• Supplied records
______

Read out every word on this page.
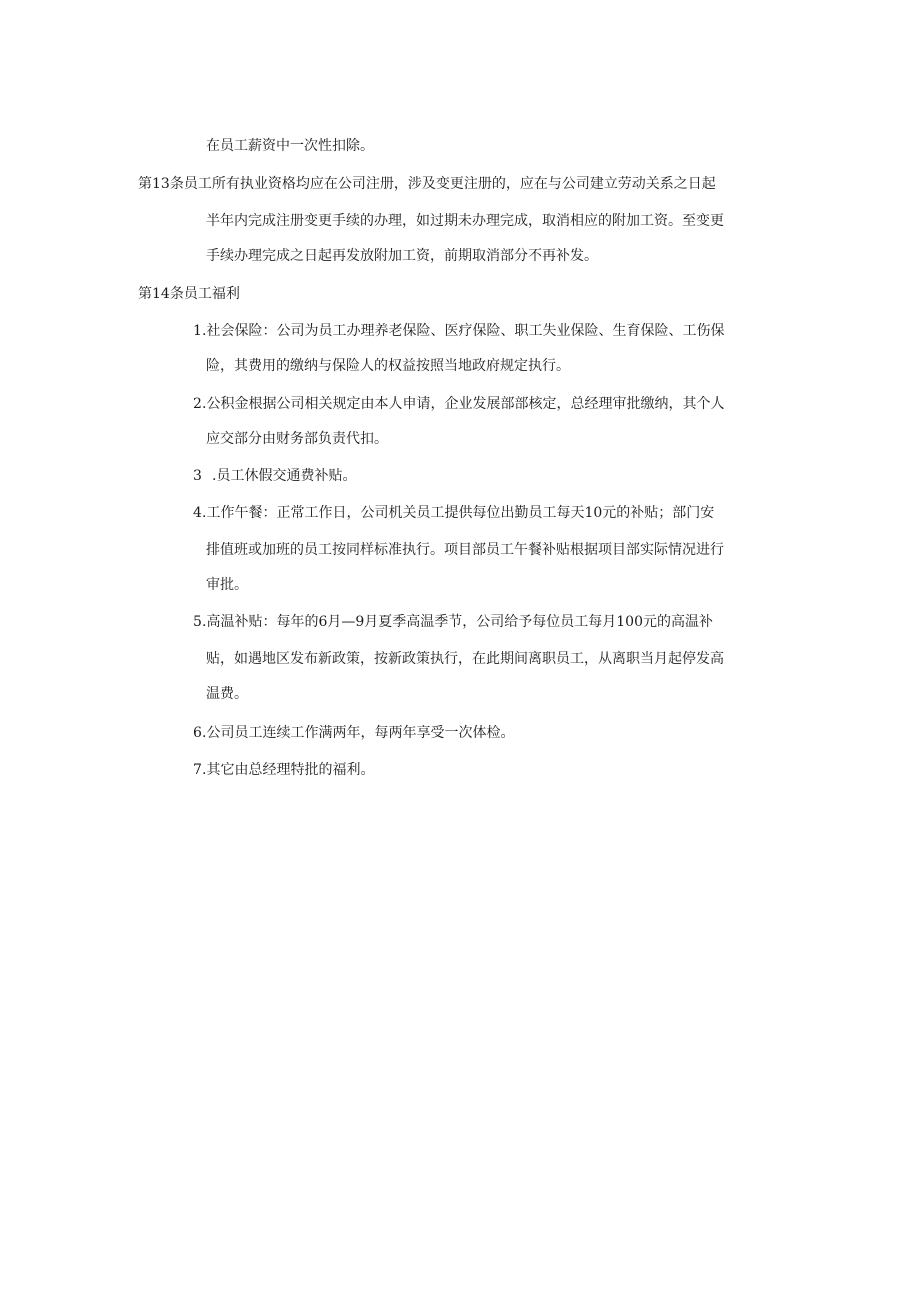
在员工薪资中一次性扣除。
第13条员工所有执业资格均应在公司注册，涉及变更注册的，应在与公司建立劳动关系之日起
半年内完成注册变更手续的办理，如过期未办理完成，取消相应的附加工资。至变更
手续办理完成之日起再发放附加工资，前期取消部分不再补发。
第14条员工福利
1 .社会保险：公司为员工办理养老保险、医疗保险、职工失业保险、生育保险、工伤保
险，其费用的缴纳与保险人的权益按照当地政府规定执行。
2 .公积金根据公司相关规定由本人申请，企业发展部部核定，总经理审批缴纳，其个人
应交部分由财务部负责代扣。
3 .员工休假交通费补贴。
4 .工作午餐：正常工作日，公司机关员工提供每位出勤员工每天10元的补贴；部门安
排值班或加班的员工按同样标准执行。项目部员工午餐补贴根据项目部实际情况进行
审批。
5 .高温补贴：每年的6月—9月夏季高温季节，公司给予每位员工每月100元的高温补
贴，如遇地区发布新政策，按新政策执行，在此期间离职员工，从离职当月起停发高
温费。
6 .公司员工连续工作满两年，每两年享受一次体检。
7 .其它由总经理特批的福利。
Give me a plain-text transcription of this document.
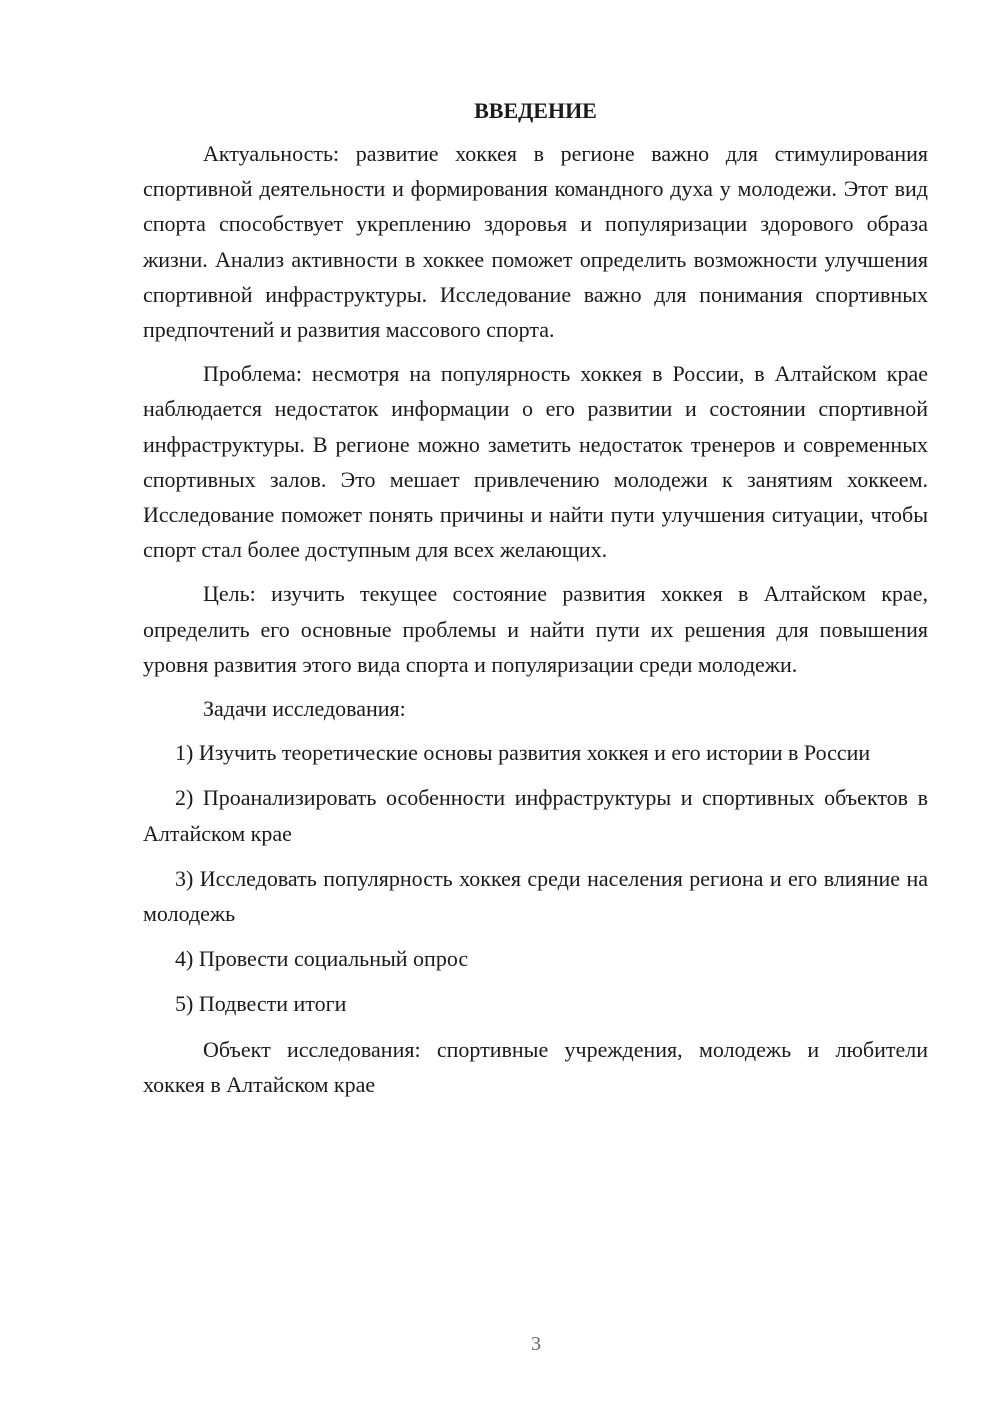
ВВЕДЕНИЕ

Актуальность: развитие хоккея в регионе важно для стимулирования спортивной деятельности и формирования командного духа у молодежи. Этот вид спорта способствует укреплению здоровья и популяризации здорового образа жизни. Анализ активности в хоккее поможет определить возможности улучшения спортивной инфраструктуры. Исследование важно для понимания спортивных предпочтений и развития массового спорта.

Проблема: несмотря на популярность хоккея в России, в Алтайском крае наблюдается недостаток информации о его развитии и состоянии спортивной инфраструктуры. В регионе можно заметить недостаток тренеров и современных спортивных залов. Это мешает привлечению молодежи к занятиям хоккеем. Исследование поможет понять причины и найти пути улучшения ситуации, чтобы спорт стал более доступным для всех желающих.

Цель: изучить текущее состояние развития хоккея в Алтайском крае, определить его основные проблемы и найти пути их решения для повышения уровня развития этого вида спорта и популяризации среди молодежи.

Задачи исследования:

1) Изучить теоретические основы развития хоккея и его истории в России

2) Проанализировать особенности инфраструктуры и спортивных объектов в Алтайском крае

3) Исследовать популярность хоккея среди населения региона и его влияние на молодежь

4) Провести социальный опрос

5) Подвести итоги

Объект исследования: спортивные учреждения, молодежь и любители хоккея в Алтайском крае

3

______

Repeat verbatim all the material, but not the pictures.

Read out every word on this page.
在员工薪资中一次性扣除。
第13条员工所有执业资格均应在公司注册，涉及变更注册的，应在与公司建立劳动关系之日起
半年内完成注册变更手续的办理，如过期未办理完成，取消相应的附加工资。至变更
手续办理完成之日起再发放附加工资，前期取消部分不再补发。
第14条员工福利
1 .社会保险：公司为员工办理养老保险、医疗保险、职工失业保险、生育保险、工伤保
险，其费用的缴纳与保险人的权益按照当地政府规定执行。
2 .公积金根据公司相关规定由本人申请，企业发展部部核定，总经理审批缴纳，其个人
应交部分由财务部负责代扣。
3 .员工休假交通费补贴。
4 .工作午餐：正常工作日，公司机关员工提供每位出勤员工每天10元的补贴；部门安
排值班或加班的员工按同样标准执行。项目部员工午餐补贴根据项目部实际情况进行
审批。
5 .高温补贴：每年的6月—9月夏季高温季节，公司给予每位员工每月100元的高温补
贴，如遇地区发布新政策，按新政策执行，在此期间离职员工，从离职当月起停发高
温费。
6 .公司员工连续工作满两年，每两年享受一次体检。
7 .其它由总经理特批的福利。
Give me a plain-text transcription of this document.
ВВЕДЕНИЕ

Актуальность: развитие хоккея в регионе важно для стимулирования спортивной деятельности и формирования командного духа у молодежи. Этот вид спорта способствует укреплению здоровья и популяризации здорового образа жизни. Анализ активности в хоккее поможет определить возможности улучшения спортивной инфраструктуры. Исследование важно для понимания спортивных предпочтений и развития массового спорта.

Проблема: несмотря на популярность хоккея в России, в Алтайском крае наблюдается недостаток информации о его развитии и состоянии спортивной инфраструктуры. В регионе можно заметить недостаток тренеров и современных спортивных залов. Это мешает привлечению молодежи к занятиям хоккеем. Исследование поможет понять причины и найти пути улучшения ситуации, чтобы спорт стал более доступным для всех желающих.

Цель: изучить текущее состояние развития хоккея в Алтайском крае, определить его основные проблемы и найти пути их решения для повышения уровня развития этого вида спорта и популяризации среди молодежи.

Задачи исследования:

1) Изучить теоретические основы развития хоккея и его истории в России

2) Проанализировать особенности инфраструктуры и спортивных объектов в Алтайском крае

3) Исследовать популярность хоккея среди населения региона и его влияние на молодежь

4) Провести социальный опрос

5) Подвести итоги

Объект исследования: спортивные учреждения, молодежь и любители хоккея в Алтайском крае

3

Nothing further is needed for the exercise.